# START OF Page extract

Democracy Atlas rule 3: Win lawsuits and hearts and minds
Mexico’s experience shows the importance of balancing law and politics
Rule 3: Win lawsuits *and* hearts and minds: Courts can stop some authoritarian actions, but they can’t win elections. Balance litigation efforts with appeals to both the pro-democracy base and persuadable voters. It can be tempting when facing an enormous threat to speak to lofty ideals and technical goals, but that alone will not serve you well. Nor will simply “opposing” the powers that be. It is imperative to offer a positive alternative vision to both the autocrat and the rejected status quo that got them into office to begin with.
Remember that at the heart of democracy, it is the people, not processes, that you are fighting for. Be explicit about how your tactics will address the needs of those who are suffering, and explain why authoritarianism will (ultimately) cause them greater harm. Offer a genuine way out that also leads to a brighter future.

# END OF Page extract

Exercise 1: Could you give the entries as a Markdown table with the columns "Row" and "Line", numbering each row and skipping blank lines? Begin at the first line of the entries and stop after the line that contains "dress-outline xyxy=(224,97,388,334)".

# START OF Records

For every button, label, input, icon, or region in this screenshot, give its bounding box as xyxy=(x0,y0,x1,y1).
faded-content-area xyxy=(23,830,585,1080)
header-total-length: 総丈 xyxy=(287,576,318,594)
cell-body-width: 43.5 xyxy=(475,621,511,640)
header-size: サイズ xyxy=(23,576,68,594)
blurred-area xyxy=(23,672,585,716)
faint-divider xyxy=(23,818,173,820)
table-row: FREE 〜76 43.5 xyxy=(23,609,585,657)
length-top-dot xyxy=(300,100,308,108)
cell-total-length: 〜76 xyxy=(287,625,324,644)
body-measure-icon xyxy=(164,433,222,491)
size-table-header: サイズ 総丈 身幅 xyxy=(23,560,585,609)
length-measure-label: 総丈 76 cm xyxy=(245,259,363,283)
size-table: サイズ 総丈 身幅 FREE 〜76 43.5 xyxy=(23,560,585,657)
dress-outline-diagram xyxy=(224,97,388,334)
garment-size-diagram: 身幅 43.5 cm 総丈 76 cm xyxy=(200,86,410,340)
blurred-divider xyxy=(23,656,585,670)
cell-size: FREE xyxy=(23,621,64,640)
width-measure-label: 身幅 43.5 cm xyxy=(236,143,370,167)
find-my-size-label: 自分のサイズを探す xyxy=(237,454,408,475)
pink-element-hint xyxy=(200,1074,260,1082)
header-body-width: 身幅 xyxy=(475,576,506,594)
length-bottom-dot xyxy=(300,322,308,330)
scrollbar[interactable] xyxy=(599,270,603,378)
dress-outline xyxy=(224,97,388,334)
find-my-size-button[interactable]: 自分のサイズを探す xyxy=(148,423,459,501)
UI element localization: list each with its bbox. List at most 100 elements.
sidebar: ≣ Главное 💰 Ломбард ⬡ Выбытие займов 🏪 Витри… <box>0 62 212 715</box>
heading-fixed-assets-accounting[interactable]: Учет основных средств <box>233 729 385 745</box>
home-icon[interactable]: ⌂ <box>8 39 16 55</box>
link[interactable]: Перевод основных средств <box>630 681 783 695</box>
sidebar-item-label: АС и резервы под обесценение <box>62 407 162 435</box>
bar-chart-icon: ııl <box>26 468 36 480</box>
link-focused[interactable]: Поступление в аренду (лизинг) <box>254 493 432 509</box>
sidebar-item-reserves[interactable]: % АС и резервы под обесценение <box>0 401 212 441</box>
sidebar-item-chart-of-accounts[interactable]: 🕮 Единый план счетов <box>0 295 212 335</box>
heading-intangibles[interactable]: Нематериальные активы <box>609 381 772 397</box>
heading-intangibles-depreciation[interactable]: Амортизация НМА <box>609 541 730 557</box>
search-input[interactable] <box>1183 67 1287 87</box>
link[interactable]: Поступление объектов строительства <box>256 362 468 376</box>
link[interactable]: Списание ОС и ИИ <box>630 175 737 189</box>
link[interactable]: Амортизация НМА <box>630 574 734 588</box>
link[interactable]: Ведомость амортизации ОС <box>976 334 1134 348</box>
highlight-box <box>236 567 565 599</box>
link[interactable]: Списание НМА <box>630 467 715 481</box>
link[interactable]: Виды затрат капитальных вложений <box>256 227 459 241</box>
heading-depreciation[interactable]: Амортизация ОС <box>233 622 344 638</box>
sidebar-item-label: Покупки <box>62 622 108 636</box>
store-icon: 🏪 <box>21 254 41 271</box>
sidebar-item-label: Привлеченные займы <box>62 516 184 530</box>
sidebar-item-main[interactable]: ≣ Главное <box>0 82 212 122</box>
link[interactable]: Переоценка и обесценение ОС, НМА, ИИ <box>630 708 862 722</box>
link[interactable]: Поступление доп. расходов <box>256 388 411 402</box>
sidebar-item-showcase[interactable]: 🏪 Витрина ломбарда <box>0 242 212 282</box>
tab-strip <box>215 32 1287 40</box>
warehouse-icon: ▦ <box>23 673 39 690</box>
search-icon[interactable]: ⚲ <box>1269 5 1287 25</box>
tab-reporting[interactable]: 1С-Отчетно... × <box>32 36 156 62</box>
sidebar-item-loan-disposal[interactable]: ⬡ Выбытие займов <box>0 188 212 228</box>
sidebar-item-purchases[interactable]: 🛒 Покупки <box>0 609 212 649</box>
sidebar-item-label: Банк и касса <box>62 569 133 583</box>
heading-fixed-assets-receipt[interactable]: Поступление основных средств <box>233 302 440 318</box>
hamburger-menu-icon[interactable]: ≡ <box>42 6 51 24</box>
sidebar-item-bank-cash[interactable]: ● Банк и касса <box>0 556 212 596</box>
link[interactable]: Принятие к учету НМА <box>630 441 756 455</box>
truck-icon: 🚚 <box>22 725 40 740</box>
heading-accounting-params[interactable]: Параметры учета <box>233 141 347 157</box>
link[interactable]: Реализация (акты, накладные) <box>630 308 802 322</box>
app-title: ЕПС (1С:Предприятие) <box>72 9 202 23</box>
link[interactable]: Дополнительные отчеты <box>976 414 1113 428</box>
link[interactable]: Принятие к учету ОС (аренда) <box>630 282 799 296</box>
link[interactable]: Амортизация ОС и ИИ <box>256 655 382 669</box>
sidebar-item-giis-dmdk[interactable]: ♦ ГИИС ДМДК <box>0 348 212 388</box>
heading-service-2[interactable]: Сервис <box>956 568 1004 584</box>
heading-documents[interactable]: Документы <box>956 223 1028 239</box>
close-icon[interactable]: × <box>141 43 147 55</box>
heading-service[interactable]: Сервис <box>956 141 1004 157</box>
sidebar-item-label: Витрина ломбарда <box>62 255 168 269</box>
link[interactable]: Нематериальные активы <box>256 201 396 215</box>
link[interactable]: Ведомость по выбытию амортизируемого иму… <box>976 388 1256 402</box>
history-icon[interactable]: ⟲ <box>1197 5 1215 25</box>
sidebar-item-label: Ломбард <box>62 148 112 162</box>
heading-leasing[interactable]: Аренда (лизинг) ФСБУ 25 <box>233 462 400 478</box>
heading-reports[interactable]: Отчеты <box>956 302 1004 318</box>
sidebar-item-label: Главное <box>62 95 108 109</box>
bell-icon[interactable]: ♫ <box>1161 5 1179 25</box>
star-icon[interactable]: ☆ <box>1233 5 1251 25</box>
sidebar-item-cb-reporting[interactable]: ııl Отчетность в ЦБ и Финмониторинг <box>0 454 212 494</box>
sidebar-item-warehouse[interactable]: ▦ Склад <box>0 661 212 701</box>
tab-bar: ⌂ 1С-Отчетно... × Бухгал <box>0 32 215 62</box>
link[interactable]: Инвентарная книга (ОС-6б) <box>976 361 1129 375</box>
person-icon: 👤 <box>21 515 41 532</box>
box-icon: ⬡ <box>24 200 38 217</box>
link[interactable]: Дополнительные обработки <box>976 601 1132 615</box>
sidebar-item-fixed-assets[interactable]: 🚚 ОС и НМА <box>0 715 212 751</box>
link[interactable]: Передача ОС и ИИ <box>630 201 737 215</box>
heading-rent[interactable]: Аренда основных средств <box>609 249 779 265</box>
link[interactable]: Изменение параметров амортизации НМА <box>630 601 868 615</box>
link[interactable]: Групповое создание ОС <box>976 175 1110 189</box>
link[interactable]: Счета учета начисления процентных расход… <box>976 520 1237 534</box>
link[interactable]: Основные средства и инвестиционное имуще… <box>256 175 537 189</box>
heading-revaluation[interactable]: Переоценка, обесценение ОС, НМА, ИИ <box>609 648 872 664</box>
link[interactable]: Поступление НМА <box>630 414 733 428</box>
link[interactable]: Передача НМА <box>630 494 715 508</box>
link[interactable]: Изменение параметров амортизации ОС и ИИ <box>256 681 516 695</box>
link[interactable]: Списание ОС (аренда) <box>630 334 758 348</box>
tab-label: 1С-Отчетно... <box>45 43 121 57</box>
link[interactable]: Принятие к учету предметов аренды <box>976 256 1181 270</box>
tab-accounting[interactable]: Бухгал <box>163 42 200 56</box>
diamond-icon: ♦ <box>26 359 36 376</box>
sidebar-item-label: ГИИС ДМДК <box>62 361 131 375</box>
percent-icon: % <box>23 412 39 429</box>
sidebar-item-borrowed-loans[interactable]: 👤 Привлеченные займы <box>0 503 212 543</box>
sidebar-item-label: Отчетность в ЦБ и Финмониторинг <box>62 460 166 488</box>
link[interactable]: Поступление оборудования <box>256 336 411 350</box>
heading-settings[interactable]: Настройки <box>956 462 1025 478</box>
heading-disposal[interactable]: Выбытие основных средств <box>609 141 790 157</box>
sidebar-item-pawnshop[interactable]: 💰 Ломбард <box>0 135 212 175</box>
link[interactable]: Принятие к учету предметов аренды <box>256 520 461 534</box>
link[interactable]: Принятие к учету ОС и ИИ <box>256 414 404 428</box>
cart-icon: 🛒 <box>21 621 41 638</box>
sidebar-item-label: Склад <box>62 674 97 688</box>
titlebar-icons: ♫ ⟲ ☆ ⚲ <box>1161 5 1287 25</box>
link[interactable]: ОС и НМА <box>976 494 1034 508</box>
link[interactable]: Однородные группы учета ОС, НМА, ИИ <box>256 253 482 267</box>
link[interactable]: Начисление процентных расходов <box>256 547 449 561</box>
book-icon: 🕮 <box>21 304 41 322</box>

# END OF Records

Exercise 2:
Answer these questions about the Democracy Atlas page:
(a) Whose experience does it say shows the importance of balancing law and politics?
(b) What does it say courts can't do?
(c) At the heart of democracy, what does it say you are fighting for?

Response 1:
| Row | Line |
|---|---|
| 1 | For every button, label, input, icon, or region in this screenshot, give its bounding box as xyxy=(x0,y0,x1,y1). |
| 2 | faded-content-area xyxy=(23,830,585,1080) |
| 3 | header-total-length: 総丈 xyxy=(287,576,318,594) |
| 4 | cell-body-width: 43.5 xyxy=(475,621,511,640) |
| 5 | header-size: サイズ xyxy=(23,576,68,594) |
| 6 | blurred-area xyxy=(23,672,585,716) |
| 7 | faint-divider xyxy=(23,818,173,820) |
| 8 | table-row: FREE 〜76 43.5 xyxy=(23,609,585,657) |
| 9 | length-top-dot xyxy=(300,100,308,108) |
| 10 | cell-total-length: 〜76 xyxy=(287,625,324,644) |
| 11 | body-measure-icon xyxy=(164,433,222,491) |
| 12 | size-table-header: サイズ 総丈 身幅 xyxy=(23,560,585,609) |
| 13 | length-measure-label: 総丈 76 cm xyxy=(245,259,363,283) |
| 14 | size-table: サイズ 総丈 身幅 FREE 〜76 43.5 xyxy=(23,560,585,657) |
| 15 | dress-outline-diagram xyxy=(224,97,388,334) |
| 16 | garment-size-diagram: 身幅 43.5 cm 総丈 76 cm xyxy=(200,86,410,340) |
| 17 | blurred-divider xyxy=(23,656,585,670) |
| 18 | cell-size: FREE xyxy=(23,621,64,640) |
| 19 | width-measure-label: 身幅 43.5 cm xyxy=(236,143,370,167) |
| 20 | find-my-size-label: 自分のサイズを探す xyxy=(237,454,408,475) |
| 21 | pink-element-hint xyxy=(200,1074,260,1082) |
| 22 | header-body-width: 身幅 xyxy=(475,576,506,594) |
| 23 | length-bottom-dot xyxy=(300,322,308,330) |
| 24 | scrollbar[interactable] xyxy=(599,270,603,378) |
| 25 | dress-outline xyxy=(224,97,388,334) |

Response 2:
(a) Mexico's.
(b) Win elections.
(c) The people, not processes.